Quello che tiene sotto pressione con i suoi continui ricatti? Fino ad oggi ha condizionato le scelte sia del Governo che dei lavoratori, minacciando di spostare la produzione in altri paesi. E abbiamo cercato di capirlo, perché, e ci dispiace, concordiamo con lui che in Italia i politici parlano male e lavorano peggio. Ma, per cortesia, non usiamo termini trionfalistici sulla nascita di "nuove relazioni industriali", come si è gongolato di dire in televisione il ministro Sacconi; oppure il faccione sorridente di Bonanni, che si affretta a presentarsi davanti alle telecamere per dire ai lavoratori che c'è un sindacato che lavora per il lavoro e per loro ed un altro che pensa solo a distruggere. Noi  siamo certi che il ministro Sacconi abbia letto il rapporto  che Alain Supiot, insieme a molti altri studiosi di altri paesi, ha redatto per la Commissione europea, Il futuro del lavoro e che sia in completo disaccordo circa le "nuove relazioni industriali"ivi descritte, altrimenti ci dovrebbe spiegare cosa intende per "relazioni industriali". E al buon Bonanni ci piace far presente che, pur essendosi svolto un referendum fra gli operai sotto la minaccia del ricatto di trasferire la produzione in altri paesi, la Fiom e gli altri "distruttori del lavoro" hanno ottenuto il 49 per cento. Non ci interessa, almeno in questo momento, il ricatto di Marchionne alla Confindustria, che per non perdere uno dei maggiori contribuenti, sta correndo a fare le modifiche richieste pur di riaverlo nelle loro fila. 


Tutto questo era ieri. Si è brindato al futuro; si è osannato il coraggio di sindacati che capiscono le esigenze della globalizzazione; la politica ha tirato un sospiro di sollievo, altrimenti ci sarebbe stato il baratro; le forze politiche si sono schierate pro o contro, addirittura divise, come il Pd, scommettendo sull'uomo venuto dal freddo. Si sono scritte pagine di giornali sui modi bruschi, talvolta rudi, ma decisi di chi è abituato a comandare, mettendo in risalto, però, la parola data sui maxi investimenti futuri. Però niente conoscenza sulle strategie; nessuna risposta sulla perdita di mercato in Europa. Niente! Ci siamo fidati.

● **Dati disponibili**:
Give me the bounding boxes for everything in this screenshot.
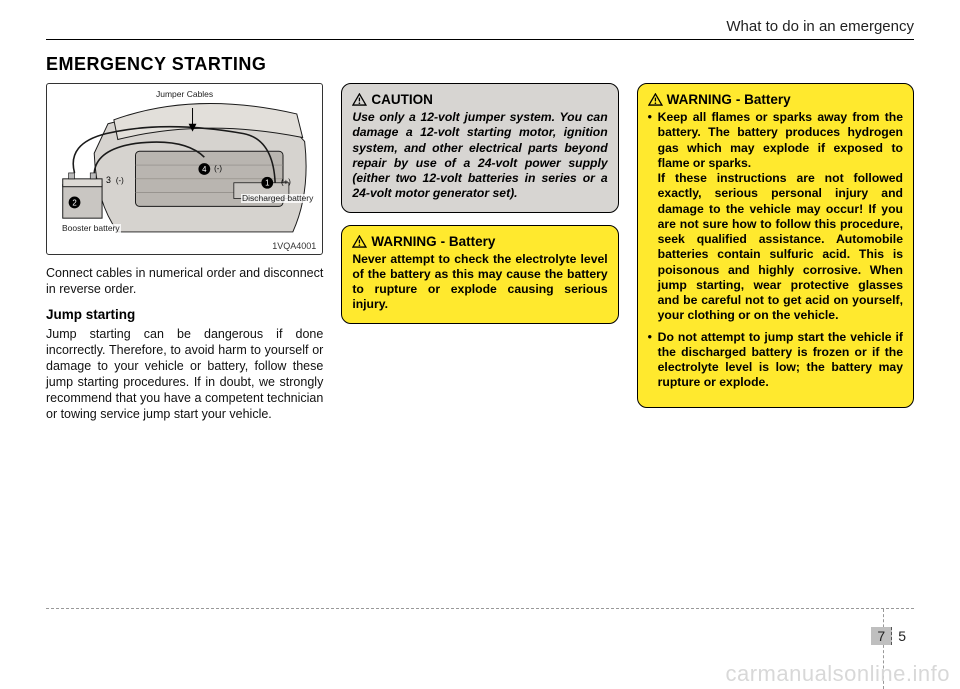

● **Consegna A**:
Elenca tutte le persone indicate per nome nel testo fornito.
● **Consegna B**:
Trascrivi, per favore, il passo del testo fornito che va da "Tutto questo era" a "Ci siamo fidati.".

● **Risposta A**:
- Sacconi
- Bonanni
- Alain Supiot
- Marchionne

● **Risposta B**:
Tutto questo era ieri. Si è brindato al futuro; si è osannato il coraggio di sindacati che capiscono le esigenze della globalizzazione; la politica ha tirato un sospiro di sollievo, altrimenti ci sarebbe stato il baratro; le forze politiche si sono schierate pro o contro, addirittura divise, come il Pd, scommettendo sull'uomo venuto dal freddo. Si sono scritte pagine di giornali sui modi bruschi, talvolta rudi, ma decisi di chi è abituato a comandare, mettendo in risalto, però, la parola data sui maxi investimenti futuri. Però niente conoscenza sulle strategie; nessuna risposta sulla perdita di mercato in Europa. Niente! Ci siamo fidati.